[ITEMS]
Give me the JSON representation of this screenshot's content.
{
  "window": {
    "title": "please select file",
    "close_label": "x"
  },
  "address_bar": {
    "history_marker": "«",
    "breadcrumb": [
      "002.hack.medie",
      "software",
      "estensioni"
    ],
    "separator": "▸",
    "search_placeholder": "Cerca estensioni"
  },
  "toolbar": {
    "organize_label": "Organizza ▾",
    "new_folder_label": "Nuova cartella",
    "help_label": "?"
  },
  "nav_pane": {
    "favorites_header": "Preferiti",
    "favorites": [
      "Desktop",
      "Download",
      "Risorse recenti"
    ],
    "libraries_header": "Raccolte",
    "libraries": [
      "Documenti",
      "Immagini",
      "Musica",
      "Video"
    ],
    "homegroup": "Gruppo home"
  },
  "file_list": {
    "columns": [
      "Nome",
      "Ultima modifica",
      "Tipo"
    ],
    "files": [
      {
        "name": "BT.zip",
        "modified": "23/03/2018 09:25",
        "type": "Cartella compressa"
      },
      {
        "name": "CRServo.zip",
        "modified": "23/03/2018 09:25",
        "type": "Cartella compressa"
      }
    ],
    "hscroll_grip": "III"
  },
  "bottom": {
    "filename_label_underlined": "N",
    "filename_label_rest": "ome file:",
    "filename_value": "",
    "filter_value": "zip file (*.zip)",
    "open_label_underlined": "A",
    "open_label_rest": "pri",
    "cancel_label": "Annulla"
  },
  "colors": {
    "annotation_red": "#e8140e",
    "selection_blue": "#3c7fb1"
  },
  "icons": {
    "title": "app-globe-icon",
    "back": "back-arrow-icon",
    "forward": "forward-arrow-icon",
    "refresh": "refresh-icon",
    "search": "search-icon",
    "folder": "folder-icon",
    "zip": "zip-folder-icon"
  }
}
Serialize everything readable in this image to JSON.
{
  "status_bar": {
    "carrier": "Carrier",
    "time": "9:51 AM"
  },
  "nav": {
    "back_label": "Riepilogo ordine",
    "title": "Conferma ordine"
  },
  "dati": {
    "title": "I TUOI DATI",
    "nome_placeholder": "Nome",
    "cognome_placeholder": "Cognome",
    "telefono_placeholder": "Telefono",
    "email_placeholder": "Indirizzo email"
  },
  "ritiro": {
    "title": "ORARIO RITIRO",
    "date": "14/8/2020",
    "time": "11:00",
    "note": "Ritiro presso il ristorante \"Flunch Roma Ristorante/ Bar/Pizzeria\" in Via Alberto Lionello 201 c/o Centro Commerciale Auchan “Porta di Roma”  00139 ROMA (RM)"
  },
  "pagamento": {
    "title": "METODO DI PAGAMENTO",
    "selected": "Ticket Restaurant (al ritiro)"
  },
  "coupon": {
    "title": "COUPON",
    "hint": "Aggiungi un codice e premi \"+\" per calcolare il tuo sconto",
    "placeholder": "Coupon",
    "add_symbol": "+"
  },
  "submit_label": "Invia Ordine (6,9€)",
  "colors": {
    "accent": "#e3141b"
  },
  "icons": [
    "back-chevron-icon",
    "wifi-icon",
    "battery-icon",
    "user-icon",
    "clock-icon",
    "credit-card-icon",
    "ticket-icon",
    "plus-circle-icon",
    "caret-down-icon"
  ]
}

[TASK] Each line above must be printed exactly as it appears.

[OUTPUT FOR THIS EXERCISE]
Give me the JSON representation of this screenshot's content.
{
  "window": {
    "title": "please select file",
    "close_label": "x"
  },
  "address_bar": {
    "history_marker": "«",
    "breadcrumb": [
      "002.hack.medie",
      "software",
      "estensioni"
    ],
    "separator": "▸",
    "search_placeholder": "Cerca estensioni"
  },
  "toolbar": {
    "organize_label": "Organizza ▾",
    "new_folder_label": "Nuova cartella",
    "help_label": "?"
  },
  "nav_pane": {
    "favorites_header": "Preferiti",
    "favorites": [
      "Desktop",
      "Download",
      "Risorse recenti"
    ],
    "libraries_header": "Raccolte",
    "libraries": [
      "Documenti",
      "Immagini",
      "Musica",
      "Video"
    ],
    "homegroup": "Gruppo home"
  },
  "file_list": {
    "columns": [
      "Nome",
      "Ultima modifica",
      "Tipo"
    ],
    "files": [
      {
        "name": "BT.zip",
        "modified": "23/03/2018 09:25",
        "type": "Cartella compressa"
      },
      {
        "name": "CRServo.zip",
        "modified": "23/03/2018 09:25",
        "type": "Cartella compressa"
      }
    ],
    "hscroll_grip": "III"
  },
  "bottom": {
    "filename_label_underlined": "N",
    "filename_label_rest": "ome file:",
    "filename_value": "",
    "filter_value": "zip file (*.zip)",
    "open_label_underlined": "A",
    "open_label_rest": "pri",
    "cancel_label": "Annulla"
  },
  "colors": {
    "annotation_red": "#e8140e",
    "selection_blue": "#3c7fb1"
  },
  "icons": {
    "title": "app-globe-icon",
    "back": "back-arrow-icon",
    "forward": "forward-arrow-icon",
    "refresh": "refresh-icon",
    "search": "search-icon",
    "folder": "folder-icon",
    "zip": "zip-folder-icon"
  }
}
Serialize everything readable in this image to JSON.
{
  "status_bar": {
    "carrier": "Carrier",
    "time": "9:51 AM"
  },
  "nav": {
    "back_label": "Riepilogo ordine",
    "title": "Conferma ordine"
  },
  "dati": {
    "title": "I TUOI DATI",
    "nome_placeholder": "Nome",
    "cognome_placeholder": "Cognome",
    "telefono_placeholder": "Telefono",
    "email_placeholder": "Indirizzo email"
  },
  "ritiro": {
    "title": "ORARIO RITIRO",
    "date": "14/8/2020",
    "time": "11:00",
    "note": "Ritiro presso il ristorante \"Flunch Roma Ristorante/ Bar/Pizzeria\" in Via Alberto Lionello 201 c/o Centro Commerciale Auchan “Porta di Roma”  00139 ROMA (RM)"
  },
  "pagamento": {
    "title": "METODO DI PAGAMENTO",
    "selected": "Ticket Restaurant (al ritiro)"
  },
  "coupon": {
    "title": "COUPON",
    "hint": "Aggiungi un codice e premi \"+\" per calcolare il tuo sconto",
    "placeholder": "Coupon",
    "add_symbol": "+"
  },
  "submit_label": "Invia Ordine (6,9€)",
  "colors": {
    "accent": "#e3141b"
  },
  "icons": [
    "back-chevron-icon",
    "wifi-icon",
    "battery-icon",
    "user-icon",
    "clock-icon",
    "credit-card-icon",
    "ticket-icon",
    "plus-circle-icon",
    "caret-down-icon"
  ]
}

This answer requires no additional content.